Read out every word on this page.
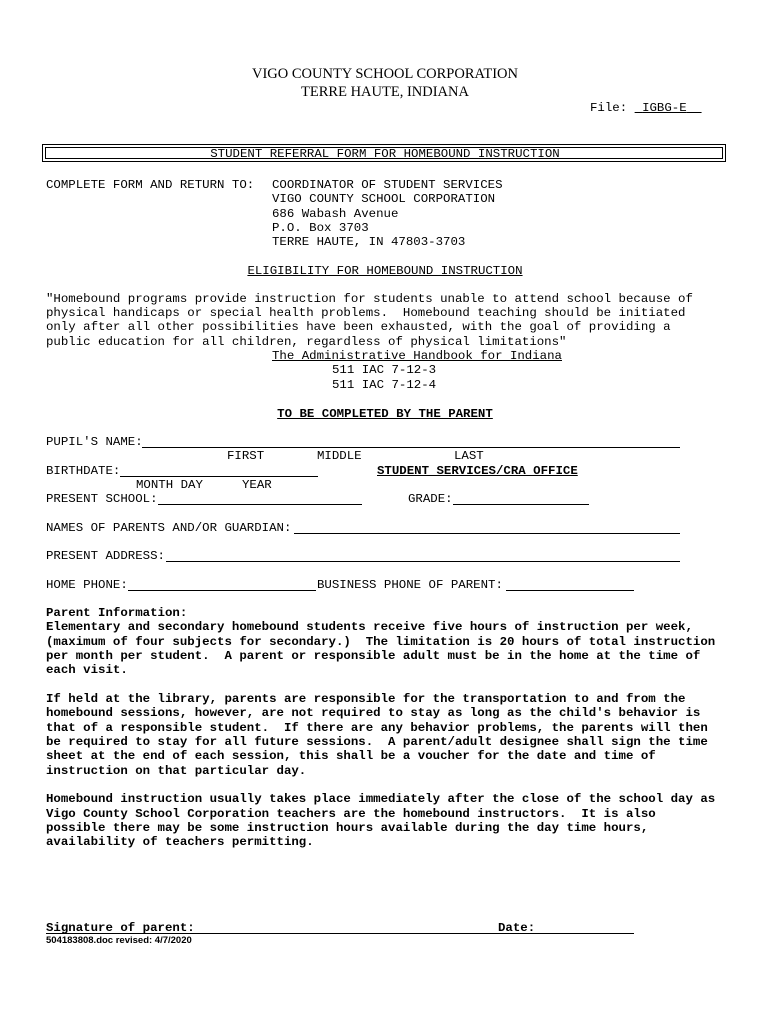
VIGO COUNTY SCHOOL CORPORATION
TERRE HAUTE, INDIANA
File: IGBG-E
STUDENT REFERRAL FORM FOR HOMEBOUND INSTRUCTION
COMPLETE FORM AND RETURN TO: COORDINATOR OF STUDENT SERVICES
VIGO COUNTY SCHOOL CORPORATION
686 Wabash Avenue
P.O. Box 3703
TERRE HAUTE, IN 47803-3703
ELIGIBILITY FOR HOMEBOUND INSTRUCTION
"Homebound programs provide instruction for students unable to attend school because of
physical handicaps or special health problems.  Homebound teaching should be initiated
only after all other possibilities have been exhausted, with the goal of providing a
public education for all children, regardless of physical limitations"
The Administrative Handbook for Indiana
511 IAC 7-12-3
511 IAC 7-12-4
TO BE COMPLETED BY THE PARENT
PUPIL'S NAME:
FIRST	MIDDLE	LAST
BIRTHDATE:	STUDENT SERVICES/CRA OFFICE
MONTH DAY	YEAR
PRESENT SCHOOL:	GRADE:
NAMES OF PARENTS AND/OR GUARDIAN:
PRESENT ADDRESS:
HOME PHONE:	BUSINESS PHONE OF PARENT:
Parent Information:
Elementary and secondary homebound students receive five hours of instruction per week,
(maximum of four subjects for secondary.)  The limitation is 20 hours of total instruction
per month per student.  A parent or responsible adult must be in the home at the time of
each visit.
If held at the library, parents are responsible for the transportation to and from the
homebound sessions, however, are not required to stay as long as the child's behavior is
that of a responsible student.  If there are any behavior problems, the parents will then
be required to stay for all future sessions.  A parent/adult designee shall sign the time
sheet at the end of each session, this shall be a voucher for the date and time of
instruction on that particular day.
Homebound instruction usually takes place immediately after the close of the school day as
Vigo County School Corporation teachers are the homebound instructors.  It is also
possible there may be some instruction hours available during the day time hours,
availability of teachers permitting.
Signature of parent:	Date:
504183808.doc revised: 4/7/2020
· · · ·
▸ Work instructions:
Look over the records above and copy each line that includes the string "time".

▸ Response to this exercise:
per month per student.  A parent or responsible adult must be in the home at the time of
be required to stay for all future sessions.  A parent/adult designee shall sign the time
sheet at the end of each session, this shall be a voucher for the date and time of
possible there may be some instruction hours available during the day time hours,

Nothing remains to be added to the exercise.